— Start of DATASET —
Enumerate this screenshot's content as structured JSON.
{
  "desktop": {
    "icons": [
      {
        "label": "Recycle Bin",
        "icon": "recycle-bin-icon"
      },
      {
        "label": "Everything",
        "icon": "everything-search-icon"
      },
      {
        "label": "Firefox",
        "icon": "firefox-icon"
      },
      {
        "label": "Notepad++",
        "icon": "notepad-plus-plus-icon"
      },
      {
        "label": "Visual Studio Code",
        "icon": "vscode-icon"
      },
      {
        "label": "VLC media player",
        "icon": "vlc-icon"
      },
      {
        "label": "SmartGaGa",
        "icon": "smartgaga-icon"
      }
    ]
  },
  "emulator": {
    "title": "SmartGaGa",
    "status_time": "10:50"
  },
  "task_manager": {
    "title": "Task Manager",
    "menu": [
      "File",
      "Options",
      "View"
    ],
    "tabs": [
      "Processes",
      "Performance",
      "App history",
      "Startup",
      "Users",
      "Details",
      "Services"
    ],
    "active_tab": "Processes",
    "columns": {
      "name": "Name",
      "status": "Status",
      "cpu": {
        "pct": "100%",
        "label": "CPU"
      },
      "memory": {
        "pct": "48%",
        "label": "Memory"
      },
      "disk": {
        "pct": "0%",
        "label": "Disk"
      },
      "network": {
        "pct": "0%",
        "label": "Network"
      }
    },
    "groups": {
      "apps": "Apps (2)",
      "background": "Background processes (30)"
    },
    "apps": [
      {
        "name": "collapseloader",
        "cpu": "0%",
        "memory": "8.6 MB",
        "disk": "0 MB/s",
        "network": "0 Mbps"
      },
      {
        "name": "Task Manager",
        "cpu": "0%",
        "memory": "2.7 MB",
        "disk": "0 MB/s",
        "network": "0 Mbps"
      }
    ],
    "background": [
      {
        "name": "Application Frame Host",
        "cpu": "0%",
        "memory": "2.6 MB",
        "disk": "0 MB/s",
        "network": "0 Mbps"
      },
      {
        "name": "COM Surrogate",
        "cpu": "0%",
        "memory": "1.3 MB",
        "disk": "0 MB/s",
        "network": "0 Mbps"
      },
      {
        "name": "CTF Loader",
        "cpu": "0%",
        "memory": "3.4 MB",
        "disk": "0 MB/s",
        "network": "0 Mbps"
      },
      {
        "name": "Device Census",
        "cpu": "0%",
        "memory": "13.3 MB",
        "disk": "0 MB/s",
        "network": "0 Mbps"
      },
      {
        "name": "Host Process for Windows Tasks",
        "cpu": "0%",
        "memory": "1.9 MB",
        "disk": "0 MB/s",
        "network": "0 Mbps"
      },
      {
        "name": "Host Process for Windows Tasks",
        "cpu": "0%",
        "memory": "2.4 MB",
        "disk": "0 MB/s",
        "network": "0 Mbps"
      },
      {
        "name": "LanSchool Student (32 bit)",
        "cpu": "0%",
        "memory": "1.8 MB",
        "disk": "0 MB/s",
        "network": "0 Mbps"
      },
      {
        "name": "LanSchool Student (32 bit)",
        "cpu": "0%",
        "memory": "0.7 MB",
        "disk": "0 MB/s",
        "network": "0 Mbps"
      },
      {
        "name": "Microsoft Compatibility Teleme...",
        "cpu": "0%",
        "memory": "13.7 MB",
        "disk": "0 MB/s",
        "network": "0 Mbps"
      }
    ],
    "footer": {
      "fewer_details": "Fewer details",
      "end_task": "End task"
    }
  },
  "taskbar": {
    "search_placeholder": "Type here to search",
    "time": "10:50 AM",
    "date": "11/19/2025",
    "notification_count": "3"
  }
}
— End of DATASET —
WHAT TO WORK ON.
Restate the listing above word for word.

CORRECT RESPONSE.
Enumerate this screenshot's content as structured JSON.
{
  "desktop": {
    "icons": [
      {
        "label": "Recycle Bin",
        "icon": "recycle-bin-icon"
      },
      {
        "label": "Everything",
        "icon": "everything-search-icon"
      },
      {
        "label": "Firefox",
        "icon": "firefox-icon"
      },
      {
        "label": "Notepad++",
        "icon": "notepad-plus-plus-icon"
      },
      {
        "label": "Visual Studio Code",
        "icon": "vscode-icon"
      },
      {
        "label": "VLC media player",
        "icon": "vlc-icon"
      },
      {
        "label": "SmartGaGa",
        "icon": "smartgaga-icon"
      }
    ]
  },
  "emulator": {
    "title": "SmartGaGa",
    "status_time": "10:50"
  },
  "task_manager": {
    "title": "Task Manager",
    "menu": [
      "File",
      "Options",
      "View"
    ],
    "tabs": [
      "Processes",
      "Performance",
      "App history",
      "Startup",
      "Users",
      "Details",
      "Services"
    ],
    "active_tab": "Processes",
    "columns": {
      "name": "Name",
      "status": "Status",
      "cpu": {
        "pct": "100%",
        "label": "CPU"
      },
      "memory": {
        "pct": "48%",
        "label": "Memory"
      },
      "disk": {
        "pct": "0%",
        "label": "Disk"
      },
      "network": {
        "pct": "0%",
        "label": "Network"
      }
    },
    "groups": {
      "apps": "Apps (2)",
      "background": "Background processes (30)"
    },
    "apps": [
      {
        "name": "collapseloader",
        "cpu": "0%",
        "memory": "8.6 MB",
        "disk": "0 MB/s",
        "network": "0 Mbps"
      },
      {
        "name": "Task Manager",
        "cpu": "0%",
        "memory": "2.7 MB",
        "disk": "0 MB/s",
        "network": "0 Mbps"
      }
    ],
    "background": [
      {
        "name": "Application Frame Host",
        "cpu": "0%",
        "memory": "2.6 MB",
        "disk": "0 MB/s",
        "network": "0 Mbps"
      },
      {
        "name": "COM Surrogate",
        "cpu": "0%",
        "memory": "1.3 MB",
        "disk": "0 MB/s",
        "network": "0 Mbps"
      },
      {
        "name": "CTF Loader",
        "cpu": "0%",
        "memory": "3.4 MB",
        "disk": "0 MB/s",
        "network": "0 Mbps"
      },
      {
        "name": "Device Census",
        "cpu": "0%",
        "memory": "13.3 MB",
        "disk": "0 MB/s",
        "network": "0 Mbps"
      },
      {
        "name": "Host Process for Windows Tasks",
        "cpu": "0%",
        "memory": "1.9 MB",
        "disk": "0 MB/s",
        "network": "0 Mbps"
      },
      {
        "name": "Host Process for Windows Tasks",
        "cpu": "0%",
        "memory": "2.4 MB",
        "disk": "0 MB/s",
        "network": "0 Mbps"
      },
      {
        "name": "LanSchool Student (32 bit)",
        "cpu": "0%",
        "memory": "1.8 MB",
        "disk": "0 MB/s",
        "network": "0 Mbps"
      },
      {
        "name": "LanSchool Student (32 bit)",
        "cpu": "0%",
        "memory": "0.7 MB",
        "disk": "0 MB/s",
        "network": "0 Mbps"
      },
      {
        "name": "Microsoft Compatibility Teleme...",
        "cpu": "0%",
        "memory": "13.7 MB",
        "disk": "0 MB/s",
        "network": "0 Mbps"
      }
    ],
    "footer": {
      "fewer_details": "Fewer details",
      "end_task": "End task"
    }
  },
  "taskbar": {
    "search_placeholder": "Type here to search",
    "time": "10:50 AM",
    "date": "11/19/2025",
    "notification_count": "3"
  }
}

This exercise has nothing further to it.